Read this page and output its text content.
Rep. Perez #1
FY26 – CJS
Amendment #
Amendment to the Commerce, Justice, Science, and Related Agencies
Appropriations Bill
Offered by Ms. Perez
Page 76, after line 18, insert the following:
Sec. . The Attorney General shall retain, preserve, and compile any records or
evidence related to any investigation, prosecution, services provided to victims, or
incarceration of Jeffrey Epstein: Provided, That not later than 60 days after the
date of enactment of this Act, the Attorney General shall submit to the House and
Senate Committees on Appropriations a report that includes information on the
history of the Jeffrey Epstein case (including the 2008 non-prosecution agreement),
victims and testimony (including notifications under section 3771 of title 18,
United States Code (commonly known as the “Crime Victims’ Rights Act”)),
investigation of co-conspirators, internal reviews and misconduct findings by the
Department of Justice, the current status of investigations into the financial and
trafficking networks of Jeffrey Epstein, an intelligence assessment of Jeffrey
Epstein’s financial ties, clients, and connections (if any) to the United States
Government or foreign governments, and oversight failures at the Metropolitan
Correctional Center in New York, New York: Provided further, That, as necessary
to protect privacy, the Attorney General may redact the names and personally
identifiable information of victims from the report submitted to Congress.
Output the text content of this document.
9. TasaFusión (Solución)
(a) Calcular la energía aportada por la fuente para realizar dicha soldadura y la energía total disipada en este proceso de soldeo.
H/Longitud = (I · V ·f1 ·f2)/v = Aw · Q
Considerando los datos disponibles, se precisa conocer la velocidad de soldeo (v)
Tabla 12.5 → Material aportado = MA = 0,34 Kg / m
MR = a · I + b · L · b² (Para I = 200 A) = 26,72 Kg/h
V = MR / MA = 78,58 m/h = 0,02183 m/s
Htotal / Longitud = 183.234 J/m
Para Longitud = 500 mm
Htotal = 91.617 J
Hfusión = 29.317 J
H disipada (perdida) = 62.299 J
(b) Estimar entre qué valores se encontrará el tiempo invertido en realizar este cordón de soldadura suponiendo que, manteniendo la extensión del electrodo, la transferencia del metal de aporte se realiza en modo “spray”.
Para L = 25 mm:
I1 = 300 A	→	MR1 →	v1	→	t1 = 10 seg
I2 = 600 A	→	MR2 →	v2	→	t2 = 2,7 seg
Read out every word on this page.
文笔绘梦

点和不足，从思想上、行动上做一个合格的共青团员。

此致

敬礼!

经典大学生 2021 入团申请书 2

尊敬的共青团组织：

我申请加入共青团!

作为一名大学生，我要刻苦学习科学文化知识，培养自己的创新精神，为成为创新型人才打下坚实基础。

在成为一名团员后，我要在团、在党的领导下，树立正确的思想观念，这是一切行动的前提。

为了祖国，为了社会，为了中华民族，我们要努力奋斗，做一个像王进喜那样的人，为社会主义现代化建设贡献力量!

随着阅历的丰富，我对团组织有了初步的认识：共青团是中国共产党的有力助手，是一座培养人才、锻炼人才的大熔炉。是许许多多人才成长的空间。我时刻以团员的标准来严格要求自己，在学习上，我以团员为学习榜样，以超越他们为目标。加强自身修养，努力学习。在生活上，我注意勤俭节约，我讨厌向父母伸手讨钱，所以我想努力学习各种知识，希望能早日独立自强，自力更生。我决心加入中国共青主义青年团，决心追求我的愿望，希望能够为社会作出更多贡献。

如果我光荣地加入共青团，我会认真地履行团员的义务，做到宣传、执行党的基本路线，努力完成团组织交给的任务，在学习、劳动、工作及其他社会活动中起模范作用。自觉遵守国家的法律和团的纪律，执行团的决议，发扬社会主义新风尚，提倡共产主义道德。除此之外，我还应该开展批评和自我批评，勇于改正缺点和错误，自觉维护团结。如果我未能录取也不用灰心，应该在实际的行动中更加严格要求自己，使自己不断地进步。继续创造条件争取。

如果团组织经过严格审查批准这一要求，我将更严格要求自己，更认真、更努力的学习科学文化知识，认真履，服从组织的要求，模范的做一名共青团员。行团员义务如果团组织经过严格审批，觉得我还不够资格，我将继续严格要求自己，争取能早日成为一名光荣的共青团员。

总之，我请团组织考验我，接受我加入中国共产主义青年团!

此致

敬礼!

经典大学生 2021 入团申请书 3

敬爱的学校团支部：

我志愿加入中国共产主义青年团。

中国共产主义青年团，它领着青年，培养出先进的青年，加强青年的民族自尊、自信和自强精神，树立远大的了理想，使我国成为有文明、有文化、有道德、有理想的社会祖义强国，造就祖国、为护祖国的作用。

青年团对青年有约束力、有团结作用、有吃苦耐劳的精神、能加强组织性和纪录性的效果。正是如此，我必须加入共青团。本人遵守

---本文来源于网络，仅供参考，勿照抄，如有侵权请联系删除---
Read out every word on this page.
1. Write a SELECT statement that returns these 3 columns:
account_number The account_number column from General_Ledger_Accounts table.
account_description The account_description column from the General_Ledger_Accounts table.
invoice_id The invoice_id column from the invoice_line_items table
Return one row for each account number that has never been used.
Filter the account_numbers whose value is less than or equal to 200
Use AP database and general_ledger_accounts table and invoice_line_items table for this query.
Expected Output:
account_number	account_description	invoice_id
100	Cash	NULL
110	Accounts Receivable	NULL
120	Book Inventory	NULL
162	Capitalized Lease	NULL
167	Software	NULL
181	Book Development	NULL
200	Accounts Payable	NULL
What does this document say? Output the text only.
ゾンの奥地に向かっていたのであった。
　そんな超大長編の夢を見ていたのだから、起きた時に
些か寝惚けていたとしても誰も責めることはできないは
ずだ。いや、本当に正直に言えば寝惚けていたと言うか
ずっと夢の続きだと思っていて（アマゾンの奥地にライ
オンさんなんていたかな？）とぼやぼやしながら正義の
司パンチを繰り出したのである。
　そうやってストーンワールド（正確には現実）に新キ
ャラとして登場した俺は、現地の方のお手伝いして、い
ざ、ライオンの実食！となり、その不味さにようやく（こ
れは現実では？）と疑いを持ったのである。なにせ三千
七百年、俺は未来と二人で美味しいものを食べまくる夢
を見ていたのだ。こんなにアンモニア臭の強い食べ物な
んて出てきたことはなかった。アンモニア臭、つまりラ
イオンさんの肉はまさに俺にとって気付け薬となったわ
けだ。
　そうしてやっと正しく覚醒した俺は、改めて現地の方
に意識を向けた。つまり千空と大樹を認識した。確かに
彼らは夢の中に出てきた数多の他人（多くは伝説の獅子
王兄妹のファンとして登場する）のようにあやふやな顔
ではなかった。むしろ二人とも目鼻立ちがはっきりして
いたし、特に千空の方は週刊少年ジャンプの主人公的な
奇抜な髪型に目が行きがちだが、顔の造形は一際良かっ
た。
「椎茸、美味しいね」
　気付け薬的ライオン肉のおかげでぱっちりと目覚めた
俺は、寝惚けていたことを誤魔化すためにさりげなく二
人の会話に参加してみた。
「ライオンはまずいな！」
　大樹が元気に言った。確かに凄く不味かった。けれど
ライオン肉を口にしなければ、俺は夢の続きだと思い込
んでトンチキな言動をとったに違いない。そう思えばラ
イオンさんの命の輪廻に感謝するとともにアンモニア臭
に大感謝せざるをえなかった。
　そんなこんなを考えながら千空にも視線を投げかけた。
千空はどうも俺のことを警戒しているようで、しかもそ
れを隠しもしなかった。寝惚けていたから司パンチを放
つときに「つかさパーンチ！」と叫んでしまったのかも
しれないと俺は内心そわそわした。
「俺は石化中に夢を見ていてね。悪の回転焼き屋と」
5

____________

* _What you have to do_:
The word "information" appears in how many lines of the data? Answer with only the number.

* _Output for this task_:
2